Output the entries verbatim, including every line.

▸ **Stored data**
------------------------------------

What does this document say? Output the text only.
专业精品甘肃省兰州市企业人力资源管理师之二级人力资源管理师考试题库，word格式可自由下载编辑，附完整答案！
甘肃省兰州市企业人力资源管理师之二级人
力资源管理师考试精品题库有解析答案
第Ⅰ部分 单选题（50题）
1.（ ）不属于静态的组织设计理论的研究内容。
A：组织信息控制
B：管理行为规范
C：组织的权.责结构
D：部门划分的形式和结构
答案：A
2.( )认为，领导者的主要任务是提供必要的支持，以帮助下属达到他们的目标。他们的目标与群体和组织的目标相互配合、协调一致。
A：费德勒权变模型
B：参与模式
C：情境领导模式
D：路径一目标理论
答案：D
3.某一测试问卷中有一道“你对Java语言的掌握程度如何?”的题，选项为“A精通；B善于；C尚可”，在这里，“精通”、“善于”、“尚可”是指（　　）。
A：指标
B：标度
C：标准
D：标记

------------------------------------

▸ **Expected output**
What does this document say? Output the text only.
专业精品甘肃省兰州市企业人力资源管理师之二级人力资源管理师考试题库，word格式可自由下载编辑，附完整答案！
甘肃省兰州市企业人力资源管理师之二级人
力资源管理师考试精品题库有解析答案
第Ⅰ部分 单选题（50题）
1.（ ）不属于静态的组织设计理论的研究内容。
A：组织信息控制
B：管理行为规范
C：组织的权.责结构
D：部门划分的形式和结构
答案：A
2.( )认为，领导者的主要任务是提供必要的支持，以帮助下属达到他们的目标。他们的目标与群体和组织的目标相互配合、协调一致。
A：费德勒权变模型
B：参与模式
C：情境领导模式
D：路径一目标理论
答案：D
3.某一测试问卷中有一道“你对Java语言的掌握程度如何?”的题，选项为“A精通；B善于；C尚可”，在这里，“精通”、“善于”、“尚可”是指（　　）。
A：指标
B：标度
C：标准
D：标记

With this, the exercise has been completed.